-- What to work on --
Every line with the string "pituitary" in it belongs in your answer, so copy them all from the data.

-- Record excerpts --
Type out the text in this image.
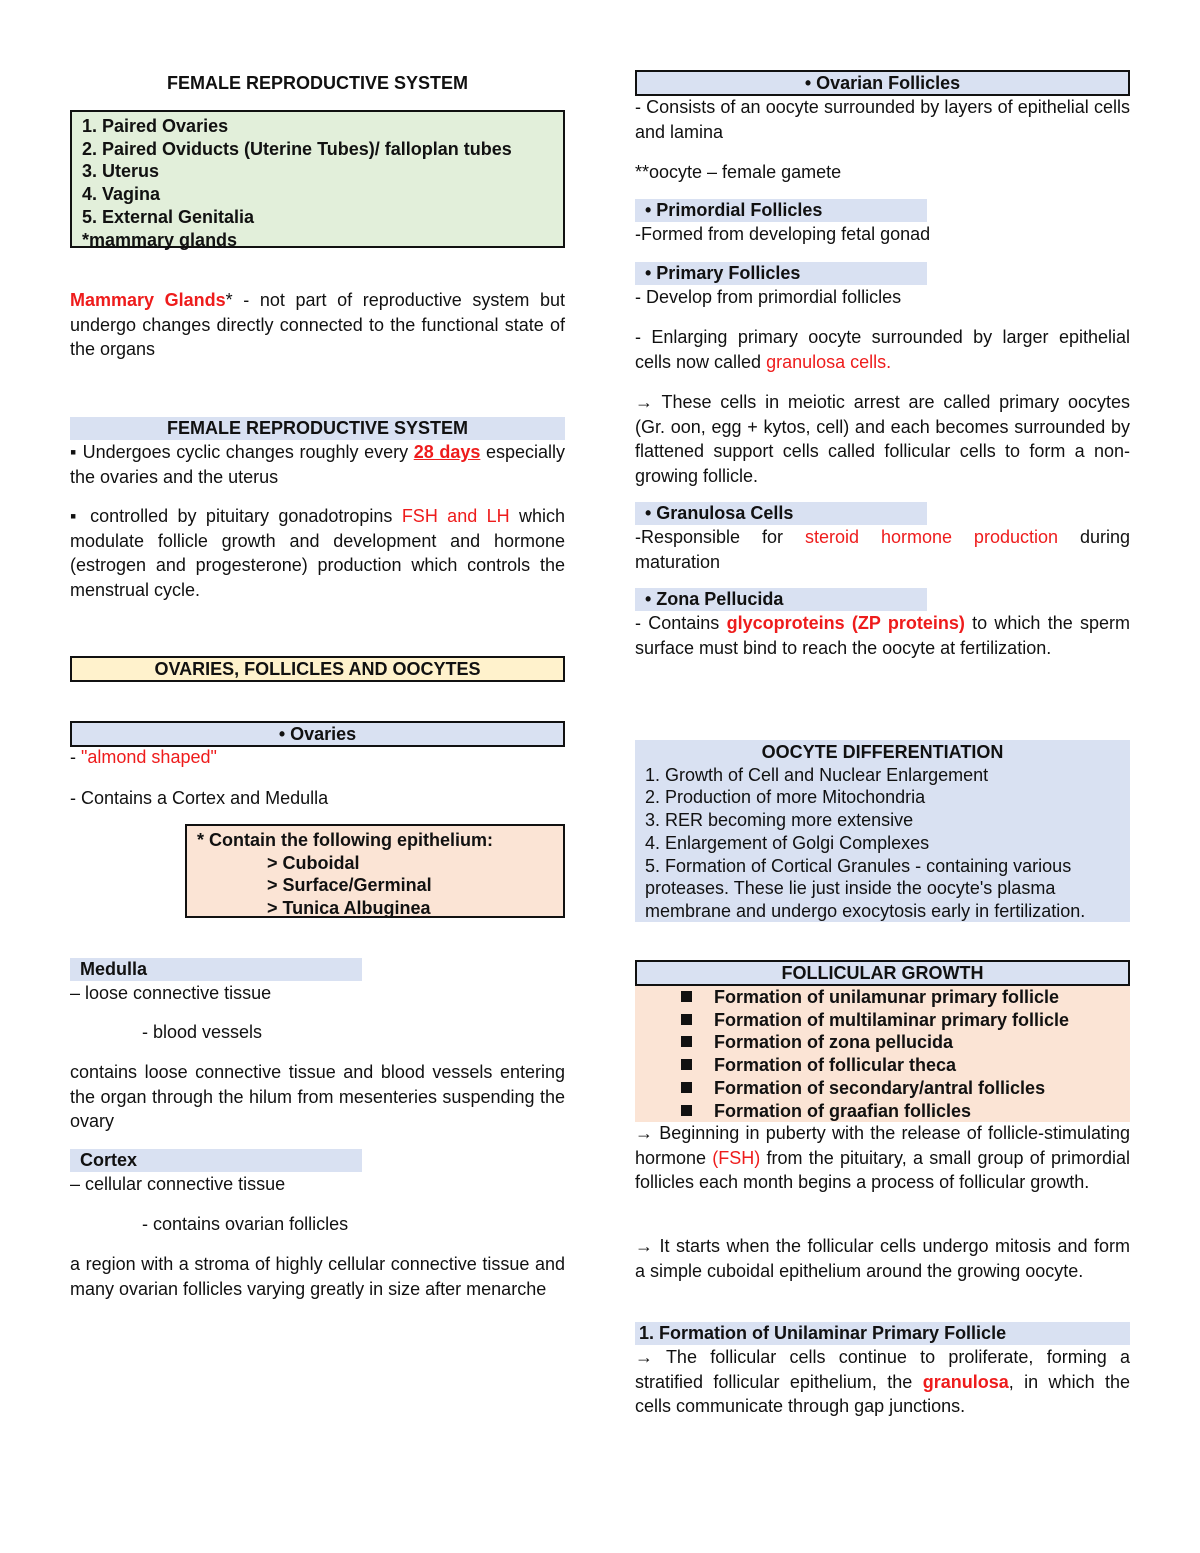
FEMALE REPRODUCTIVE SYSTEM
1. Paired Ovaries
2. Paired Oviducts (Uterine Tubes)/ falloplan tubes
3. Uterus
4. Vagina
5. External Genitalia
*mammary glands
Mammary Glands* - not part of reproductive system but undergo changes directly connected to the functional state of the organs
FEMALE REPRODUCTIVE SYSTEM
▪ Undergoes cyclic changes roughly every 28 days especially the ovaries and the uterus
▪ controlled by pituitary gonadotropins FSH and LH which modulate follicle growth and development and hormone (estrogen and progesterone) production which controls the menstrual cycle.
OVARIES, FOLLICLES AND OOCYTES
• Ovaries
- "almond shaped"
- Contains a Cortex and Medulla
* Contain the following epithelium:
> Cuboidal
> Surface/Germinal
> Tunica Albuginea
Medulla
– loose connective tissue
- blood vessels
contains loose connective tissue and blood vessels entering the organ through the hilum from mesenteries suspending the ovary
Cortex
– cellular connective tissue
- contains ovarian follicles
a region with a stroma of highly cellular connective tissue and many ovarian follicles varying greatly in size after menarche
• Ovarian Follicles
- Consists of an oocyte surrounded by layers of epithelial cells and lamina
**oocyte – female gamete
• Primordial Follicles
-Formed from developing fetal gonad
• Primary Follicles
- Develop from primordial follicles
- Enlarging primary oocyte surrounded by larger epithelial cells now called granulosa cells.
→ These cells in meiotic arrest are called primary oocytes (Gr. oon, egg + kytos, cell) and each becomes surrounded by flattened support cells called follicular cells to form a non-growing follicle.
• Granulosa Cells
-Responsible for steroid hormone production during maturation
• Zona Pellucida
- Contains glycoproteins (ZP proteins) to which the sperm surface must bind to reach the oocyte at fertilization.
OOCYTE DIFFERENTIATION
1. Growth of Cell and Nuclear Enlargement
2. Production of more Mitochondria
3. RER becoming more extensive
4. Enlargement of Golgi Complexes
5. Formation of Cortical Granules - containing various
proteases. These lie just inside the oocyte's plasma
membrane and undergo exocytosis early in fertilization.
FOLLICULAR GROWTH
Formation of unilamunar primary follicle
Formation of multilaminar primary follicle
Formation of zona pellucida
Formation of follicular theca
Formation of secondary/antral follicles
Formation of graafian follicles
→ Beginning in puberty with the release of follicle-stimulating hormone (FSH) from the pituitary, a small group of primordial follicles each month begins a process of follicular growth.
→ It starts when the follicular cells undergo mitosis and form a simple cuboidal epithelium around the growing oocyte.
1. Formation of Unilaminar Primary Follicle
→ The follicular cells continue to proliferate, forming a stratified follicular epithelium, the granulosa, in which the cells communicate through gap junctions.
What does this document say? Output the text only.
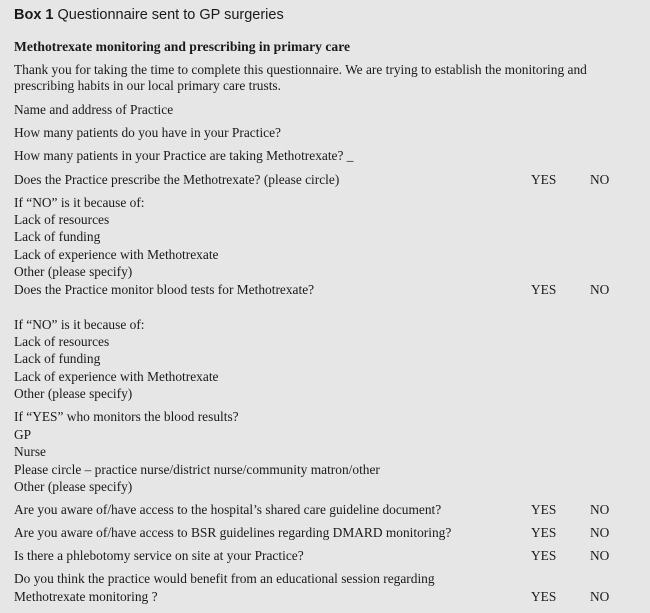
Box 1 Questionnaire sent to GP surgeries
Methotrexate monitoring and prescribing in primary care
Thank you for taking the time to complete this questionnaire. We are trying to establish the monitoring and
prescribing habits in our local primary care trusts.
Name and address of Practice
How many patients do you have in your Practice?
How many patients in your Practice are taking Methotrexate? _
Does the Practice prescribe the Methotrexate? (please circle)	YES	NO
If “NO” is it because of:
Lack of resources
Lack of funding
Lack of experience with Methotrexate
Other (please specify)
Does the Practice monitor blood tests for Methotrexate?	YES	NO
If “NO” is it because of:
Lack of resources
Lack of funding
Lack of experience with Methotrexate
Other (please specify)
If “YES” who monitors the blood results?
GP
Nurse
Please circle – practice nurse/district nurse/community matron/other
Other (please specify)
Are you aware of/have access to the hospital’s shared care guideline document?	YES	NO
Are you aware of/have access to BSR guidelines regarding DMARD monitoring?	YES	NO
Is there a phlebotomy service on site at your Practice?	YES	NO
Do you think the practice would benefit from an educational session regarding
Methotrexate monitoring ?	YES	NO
==
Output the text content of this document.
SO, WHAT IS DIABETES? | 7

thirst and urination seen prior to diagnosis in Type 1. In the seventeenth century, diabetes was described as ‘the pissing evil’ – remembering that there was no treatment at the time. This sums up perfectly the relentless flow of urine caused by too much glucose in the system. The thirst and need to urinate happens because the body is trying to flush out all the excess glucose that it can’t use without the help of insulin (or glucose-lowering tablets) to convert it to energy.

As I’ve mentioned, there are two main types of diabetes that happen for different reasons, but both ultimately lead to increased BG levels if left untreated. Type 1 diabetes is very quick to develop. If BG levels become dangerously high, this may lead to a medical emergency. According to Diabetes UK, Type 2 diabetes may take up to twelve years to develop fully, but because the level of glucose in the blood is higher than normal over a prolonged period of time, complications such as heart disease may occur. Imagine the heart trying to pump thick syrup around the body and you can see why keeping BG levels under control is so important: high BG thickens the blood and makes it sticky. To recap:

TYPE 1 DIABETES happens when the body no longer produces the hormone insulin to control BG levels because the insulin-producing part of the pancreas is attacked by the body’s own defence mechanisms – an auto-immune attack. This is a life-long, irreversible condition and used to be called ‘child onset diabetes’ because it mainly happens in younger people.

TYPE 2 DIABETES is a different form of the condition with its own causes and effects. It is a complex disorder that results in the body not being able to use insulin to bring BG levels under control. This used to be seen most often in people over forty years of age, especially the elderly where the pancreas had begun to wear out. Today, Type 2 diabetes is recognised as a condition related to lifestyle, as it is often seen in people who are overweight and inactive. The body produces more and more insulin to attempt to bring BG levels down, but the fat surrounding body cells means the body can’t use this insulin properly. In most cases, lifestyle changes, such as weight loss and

-- Answer for this exercise --
▪ controlled by pituitary gonadotropins FSH and LH which modulate follicle growth and development and hormone (estrogen and progesterone) production which controls the menstrual cycle.
→ Beginning in puberty with the release of follicle-stimulating hormone (FSH) from the pituitary, a small group of primordial follicles each month begins a process of follicular growth.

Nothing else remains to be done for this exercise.